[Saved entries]
"""
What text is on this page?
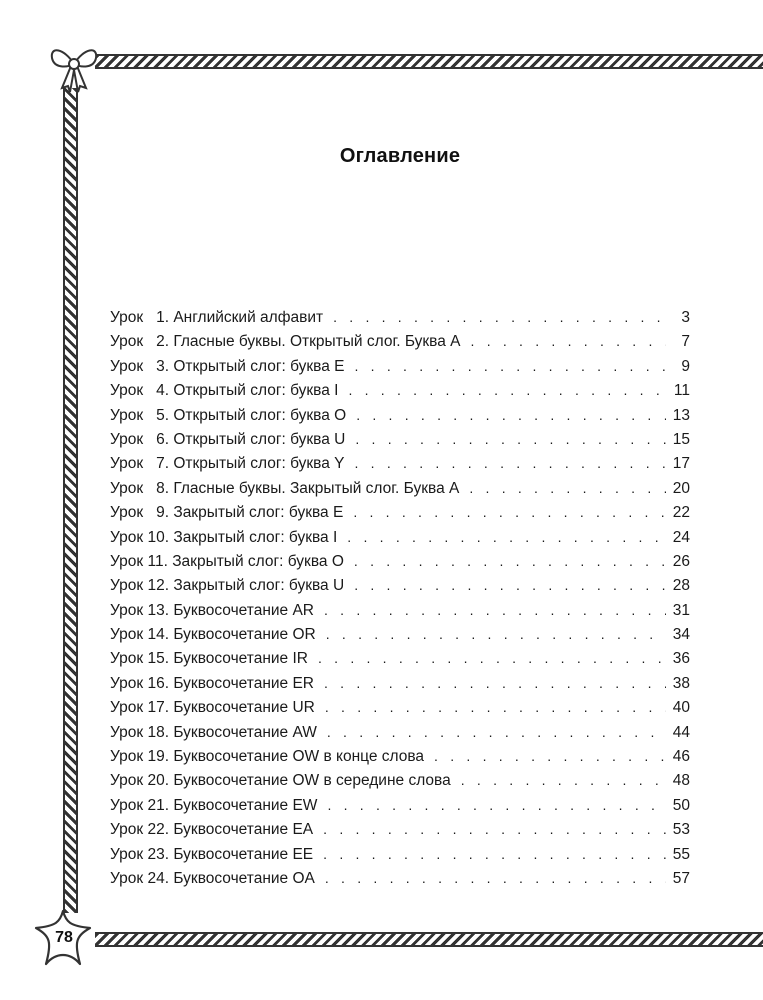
78
Оглавление
Урок   1. Английский алфавит . . .	3
Урок   2. Гласные буквы. Открытый слог. Буква А . . .	7
Урок   3. Открытый слог: буква Е . . .	9
Урок   4. Открытый слог: буква I . . .	11
Урок   5. Открытый слог: буква О . . .	13
Урок   6. Открытый слог: буква U . . .	15
Урок   7. Открытый слог: буква Y . . .	17
Урок   8. Гласные буквы. Закрытый слог. Буква А . . .	20
Урок   9. Закрытый слог: буква Е . . .	22
Урок 10. Закрытый слог: буква I . . .	24
Урок 11. Закрытый слог: буква О . . .	26
Урок 12. Закрытый слог: буква U . . .	28
Урок 13. Буквосочетание AR . . .	31
Урок 14. Буквосочетание OR . . .	34
Урок 15. Буквосочетание IR . . .	36
Урок 16. Буквосочетание ER . . .	38
Урок 17. Буквосочетание UR . . .	40
Урок 18. Буквосочетание AW . . .	44
Урок 19. Буквосочетание OW в конце слова . . .	46
Урок 20. Буквосочетание OW в середине слова . . .	48
Урок 21. Буквосочетание EW . . .	50
Урок 22. Буквосочетание EA . . .	53
Урок 23. Буквосочетание EE . . .	55
Урок 24. Буквосочетание OA . . .	57
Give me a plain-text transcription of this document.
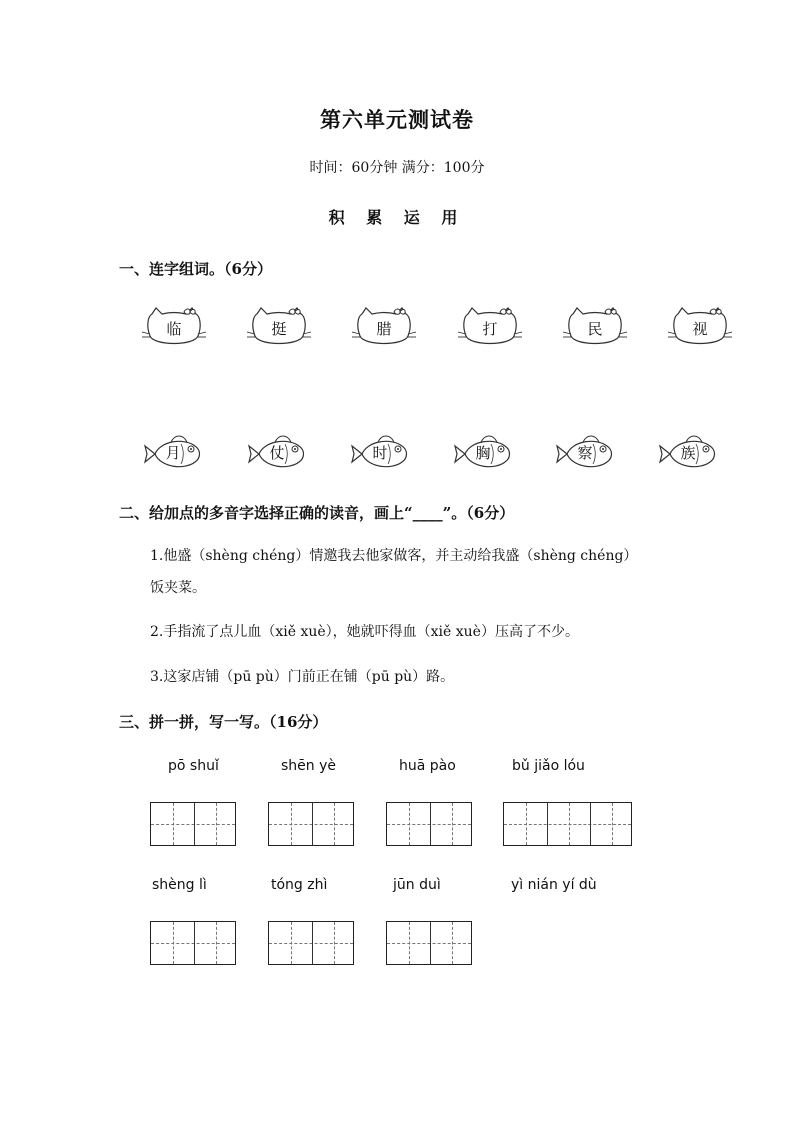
第六单元测试卷
时间：60分钟 满分：100分
积 累 运 用
一、连字组词。（6分）
临	挺	腊	打	民	视
月	仗	时	胸	察	族
二、给加点的多音字选择正确的读音，画上“____”。（6分）
1.他盛（shèng chéng）情邀我去他家做客，并主动给我盛（shèng chéng）
饭夹菜。
2.手指流了点儿血（xiě xuè），她就吓得血（xiě xuè）压高了不少。
3.这家店铺（pū pù）门前正在铺（pū pù）路。
三、拼一拼，写一写。（16分）
pō shuǐ	shēn yè	huā pào	bǔ jiǎo lóu
shèng lì	tóng zhì	jūn duì	yì nián yí dù
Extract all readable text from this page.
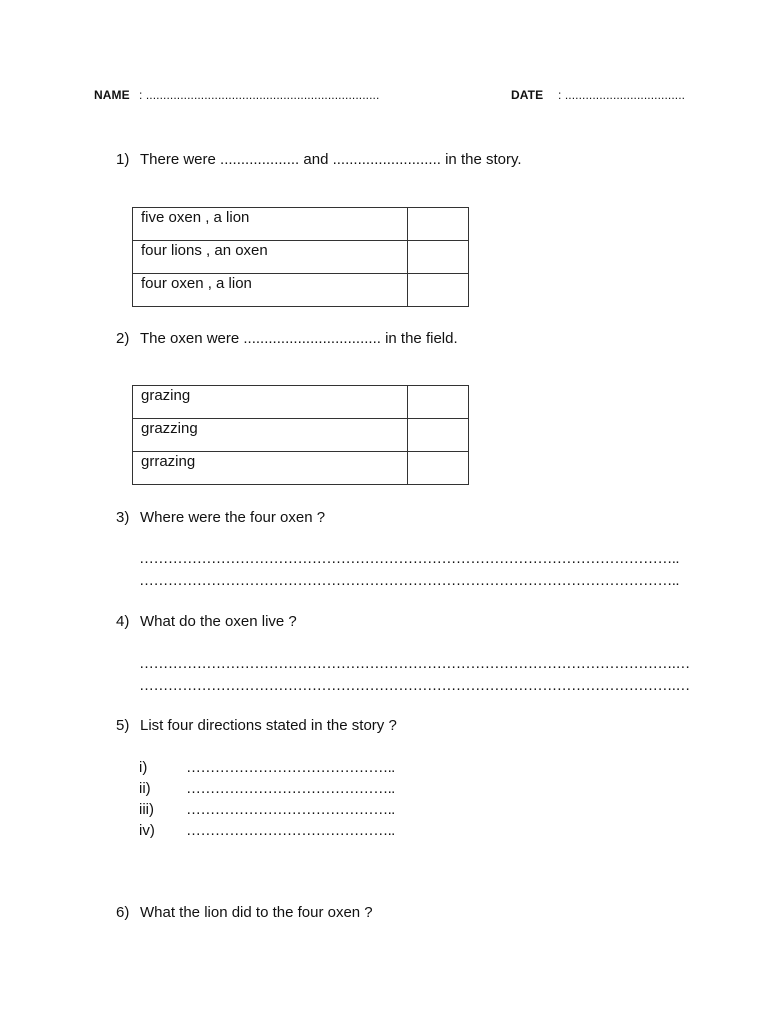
NAME : ....................................................................	DATE : ...................................
1) There were ................... and .......................... in the story.
five oxen , a lion	
four lions , an oxen	
four oxen , a lion	
2) The oxen were ................................. in the field.
grazing	
grazzing	
grrazing	
3) Where were the four oxen ?
…………………………………………………………………………………………………..
…………………………………………………………………………………………………..
4) What do the oxen live ?
………………………………………………………………………………………………….…
………………………………………………………………………………………………….…
5) List four directions stated in the story ?
i)	……………………………………..
ii) ……………………………………..
iii) ……………………………………..
iv) ……………………………………..
6) What the lion did to the four oxen ?
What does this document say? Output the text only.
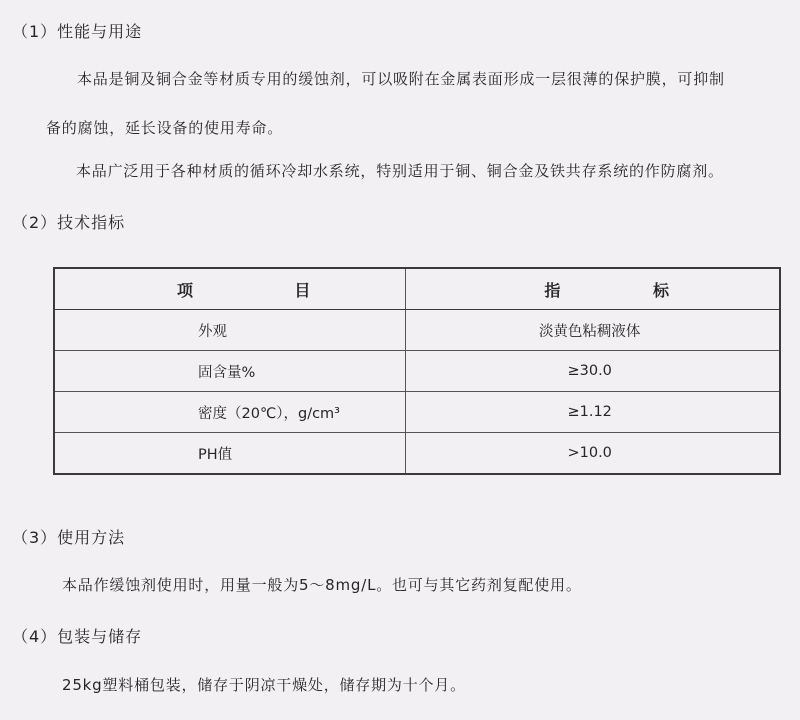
（1）性能与用途
本品是铜及铜合金等材质专用的缓蚀剂，可以吸附在金属表面形成一层很薄的保护膜，可抑制
备的腐蚀，延长设备的使用寿命。
本品广泛用于各种材质的循环冷却水系统，特别适用于铜、铜合金及铁共存系统的作防腐剂。
（2）技术指标
项 目	指 标

外观	淡黄色粘稠液体
固含量%	≥30.0
密度（20℃），g/cm³	≥1.12
PH值	>10.0
（3）使用方法
本品作缓蚀剂使用时，用量一般为5～8mg/L。也可与其它药剂复配使用。
（4）包装与储存
25kg塑料桶包装，储存于阴凉干燥处，储存期为十个月。
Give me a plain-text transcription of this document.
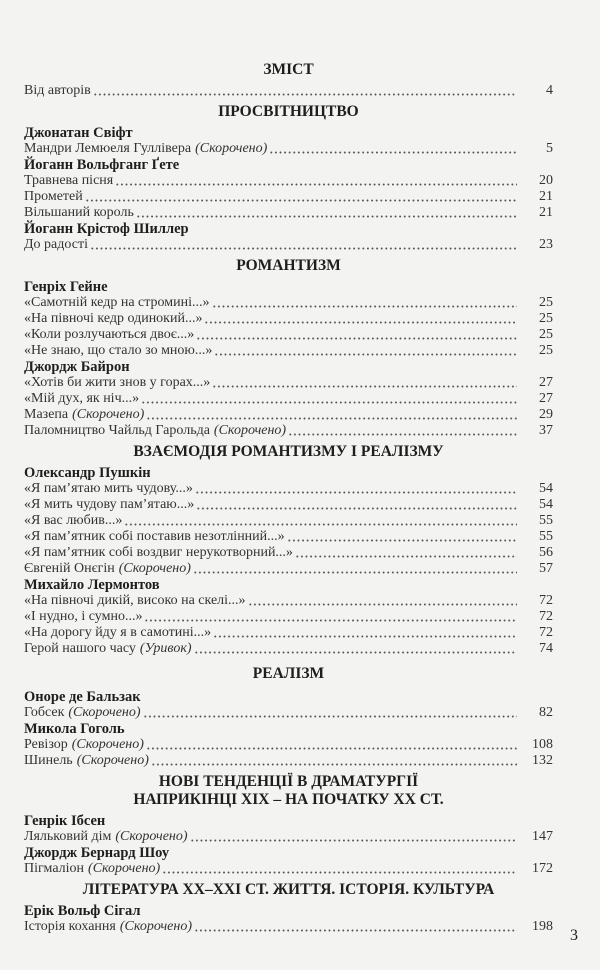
ЗМІСТ
Від авторів	4
ПРОСВІТНИЦТВО
Джонатан Свіфт
Мандри Лемюеля Гуллівера (Скорочено)	5
Йоганн Вольфганг Ґете
Травнева пісня	20
Прометей	21
Вільшаний король	21
Йоганн Крістоф Шиллер
До радості	23
РОМАНТИЗМ
Генріх Гейне
«Самотній кедр на стромині...»	25
«На півночі кедр одинокий...»	25
«Коли розлучаються двоє...»	25
«Не знаю, що стало зо мною...»	25
Джордж Байрон
«Хотів би жити знов у горах...»	27
«Мій дух, як ніч...»	27
Мазепа (Скорочено)	29
Паломництво Чайльд Гарольда (Скорочено)	37
ВЗАЄМОДІЯ РОМАНТИЗМУ І РЕАЛІЗМУ
Олександр Пушкін
«Я пам’ятаю мить чудову...»	54
«Я мить чудову пам’ятаю...»	54
«Я вас любив...»	55
«Я пам’ятник собі поставив незотлінний...»	55
«Я пам’ятник собі воздвиг нерукотворний...»	56
Євгеній Онєгін (Скорочено)	57
Михайло Лермонтов
«На півночі дикій, високо на скелі...»	72
«І нудно, і сумно...»	72
«На дорогу йду я в самотині...»	72
Герой нашого часу (Уривок)	74
РЕАЛІЗМ
Оноре де Бальзак
Гобсек (Скорочено)	82
Микола Гоголь
Ревізор (Скорочено)	108
Шинель (Скорочено)	132
НОВІ ТЕНДЕНЦІЇ В ДРАМАТУРГІЇ
НАПРИКІНЦІ XIX – НА ПОЧАТКУ XX СТ.
Генрік Ібсен
Ляльковий дім (Скорочено)	147
Джордж Бернард Шоу
Пігмаліон (Скорочено)	172
ЛІТЕРАТУРА XX–XXI СТ. ЖИТТЯ. ІСТОРІЯ. КУЛЬТУРА
Ерік Вольф Сігал
Історія кохання (Скорочено)	198
3
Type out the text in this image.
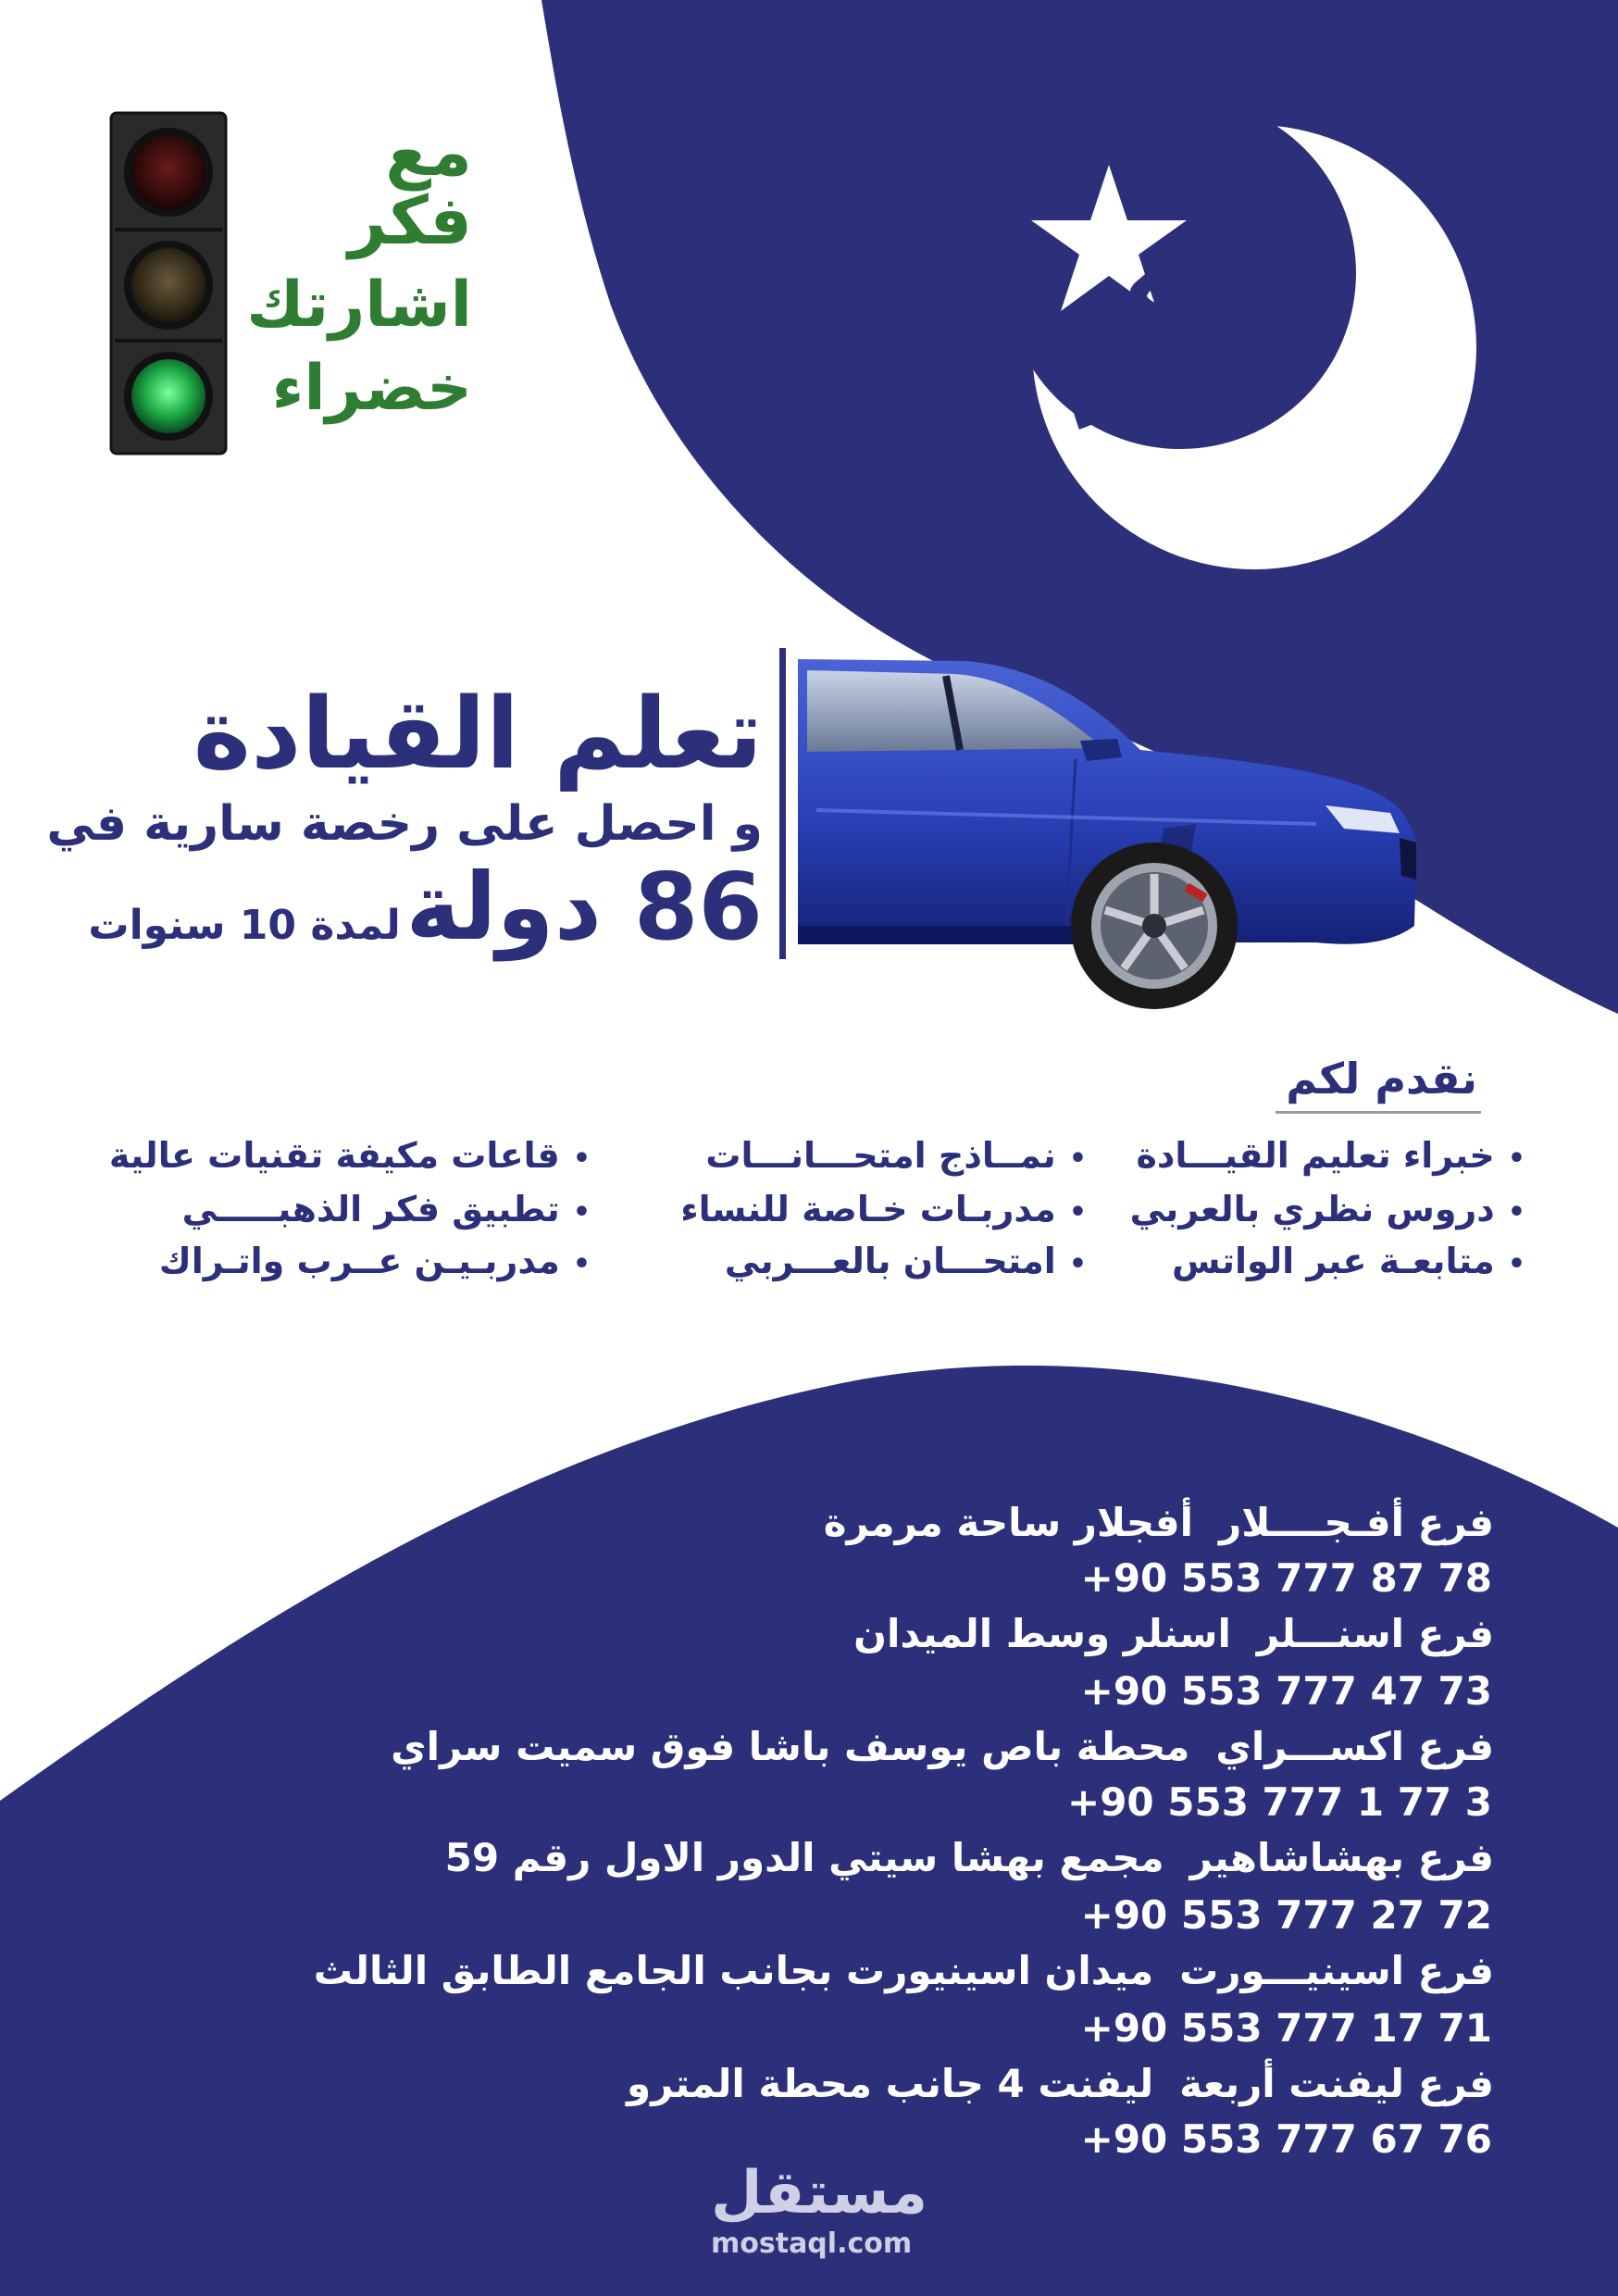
مع
فكر
اشارتك
خضراء	فكر
تعلم القيادة
و احصل على رخصة سارية في
86 دولة لمدة 10 سنوات
نقدم لكم
•خبراء تعليم القيـــادة
•دروس نظري بالعربي
•متابعـة عبر الواتس
•نمــاذج امتحـــانـــات
•مدربـات خـاصة للنساء
•امتحـــان بالعـــربي
•قاعات مكيفة تقنيات عالية
•تطبيق فكر الذهبـــــي
•مدربـيـن عــرب واتـراك
فرع أفـجــــلارأفجلار ساحة مرمرة
+90 553 777 87 78
فرع اسنـــلراسنلر وسط الميدان
+90 553 777 47 73
فرع اكســـرايمحطة باص يوسف باشا فوق سميت سراي
+90 553 777 1 77 3
فرع بهشاشاهيرمجمع بهشا سيتي الدور الاول رقم 59
+90 553 777 27 72
فرع اسينيـــورتميدان اسينيورت بجانب الجامع الطابق الثالث
+90 553 777 17 71
فرع ليفنت أربعةليفنت 4 جانب محطة المترو
+90 553 777 67 76
مستقل
mostaql.com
"""
DIRECTIONS FOR THIS TASK:
Look over the material above and show each line where "Йоганн" appears.

RESULT BELOW:
Йоганн Вольфганг Ґете
Йоганн Крістоф Шиллер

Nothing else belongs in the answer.